Transcribe the material in full, exactly as written.

--- Begin ---

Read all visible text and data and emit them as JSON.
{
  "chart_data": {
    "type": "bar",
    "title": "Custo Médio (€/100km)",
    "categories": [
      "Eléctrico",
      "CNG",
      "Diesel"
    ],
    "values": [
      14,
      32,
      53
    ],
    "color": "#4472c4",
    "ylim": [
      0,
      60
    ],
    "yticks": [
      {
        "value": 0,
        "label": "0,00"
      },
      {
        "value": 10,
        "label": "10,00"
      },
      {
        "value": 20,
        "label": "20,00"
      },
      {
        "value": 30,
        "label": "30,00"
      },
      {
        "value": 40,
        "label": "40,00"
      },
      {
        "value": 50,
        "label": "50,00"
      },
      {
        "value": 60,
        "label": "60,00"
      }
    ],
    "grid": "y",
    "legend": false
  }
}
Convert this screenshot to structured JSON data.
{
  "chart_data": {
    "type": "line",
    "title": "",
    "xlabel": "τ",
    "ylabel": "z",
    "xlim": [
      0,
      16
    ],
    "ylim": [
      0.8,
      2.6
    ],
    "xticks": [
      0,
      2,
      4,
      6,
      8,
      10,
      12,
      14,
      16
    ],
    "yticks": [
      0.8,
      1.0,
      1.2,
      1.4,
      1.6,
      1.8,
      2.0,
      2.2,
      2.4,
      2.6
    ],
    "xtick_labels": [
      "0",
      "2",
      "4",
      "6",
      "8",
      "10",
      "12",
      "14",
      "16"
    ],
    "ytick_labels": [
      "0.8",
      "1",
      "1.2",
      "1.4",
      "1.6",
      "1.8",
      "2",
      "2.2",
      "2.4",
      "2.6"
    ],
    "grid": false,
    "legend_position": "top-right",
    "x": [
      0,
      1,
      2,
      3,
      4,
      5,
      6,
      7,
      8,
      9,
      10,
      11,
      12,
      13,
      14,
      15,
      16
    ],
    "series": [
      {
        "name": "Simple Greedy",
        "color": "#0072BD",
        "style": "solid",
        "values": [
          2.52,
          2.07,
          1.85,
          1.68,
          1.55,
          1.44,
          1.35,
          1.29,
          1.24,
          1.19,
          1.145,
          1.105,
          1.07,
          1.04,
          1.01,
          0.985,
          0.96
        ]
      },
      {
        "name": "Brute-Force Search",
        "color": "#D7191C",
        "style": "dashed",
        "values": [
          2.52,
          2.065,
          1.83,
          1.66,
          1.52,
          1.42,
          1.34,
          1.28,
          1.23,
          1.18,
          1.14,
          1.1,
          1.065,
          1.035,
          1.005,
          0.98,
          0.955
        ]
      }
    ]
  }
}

--- End ---

REPLY TO THE EXERCISE:
Read all visible text and data and emit them as JSON.
{
  "chart_data": {
    "type": "bar",
    "title": "Custo Médio (€/100km)",
    "categories": [
      "Eléctrico",
      "CNG",
      "Diesel"
    ],
    "values": [
      14,
      32,
      53
    ],
    "color": "#4472c4",
    "ylim": [
      0,
      60
    ],
    "yticks": [
      {
        "value": 0,
        "label": "0,00"
      },
      {
        "value": 10,
        "label": "10,00"
      },
      {
        "value": 20,
        "label": "20,00"
      },
      {
        "value": 30,
        "label": "30,00"
      },
      {
        "value": 40,
        "label": "40,00"
      },
      {
        "value": 50,
        "label": "50,00"
      },
      {
        "value": 60,
        "label": "60,00"
      }
    ],
    "grid": "y",
    "legend": false
  }
}
Convert this screenshot to structured JSON data.
{
  "chart_data": {
    "type": "line",
    "title": "",
    "xlabel": "τ",
    "ylabel": "z",
    "xlim": [
      0,
      16
    ],
    "ylim": [
      0.8,
      2.6
    ],
    "xticks": [
      0,
      2,
      4,
      6,
      8,
      10,
      12,
      14,
      16
    ],
    "yticks": [
      0.8,
      1.0,
      1.2,
      1.4,
      1.6,
      1.8,
      2.0,
      2.2,
      2.4,
      2.6
    ],
    "xtick_labels": [
      "0",
      "2",
      "4",
      "6",
      "8",
      "10",
      "12",
      "14",
      "16"
    ],
    "ytick_labels": [
      "0.8",
      "1",
      "1.2",
      "1.4",
      "1.6",
      "1.8",
      "2",
      "2.2",
      "2.4",
      "2.6"
    ],
    "grid": false,
    "legend_position": "top-right",
    "x": [
      0,
      1,
      2,
      3,
      4,
      5,
      6,
      7,
      8,
      9,
      10,
      11,
      12,
      13,
      14,
      15,
      16
    ],
    "series": [
      {
        "name": "Simple Greedy",
        "color": "#0072BD",
        "style": "solid",
        "values": [
          2.52,
          2.07,
          1.85,
          1.68,
          1.55,
          1.44,
          1.35,
          1.29,
          1.24,
          1.19,
          1.145,
          1.105,
          1.07,
          1.04,
          1.01,
          0.985,
          0.96
        ]
      },
      {
        "name": "Brute-Force Search",
        "color": "#D7191C",
        "style": "dashed",
        "values": [
          2.52,
          2.065,
          1.83,
          1.66,
          1.52,
          1.42,
          1.34,
          1.28,
          1.23,
          1.18,
          1.14,
          1.1,
          1.065,
          1.035,
          1.005,
          0.98,
          0.955
        ]
      }
    ]
  }
}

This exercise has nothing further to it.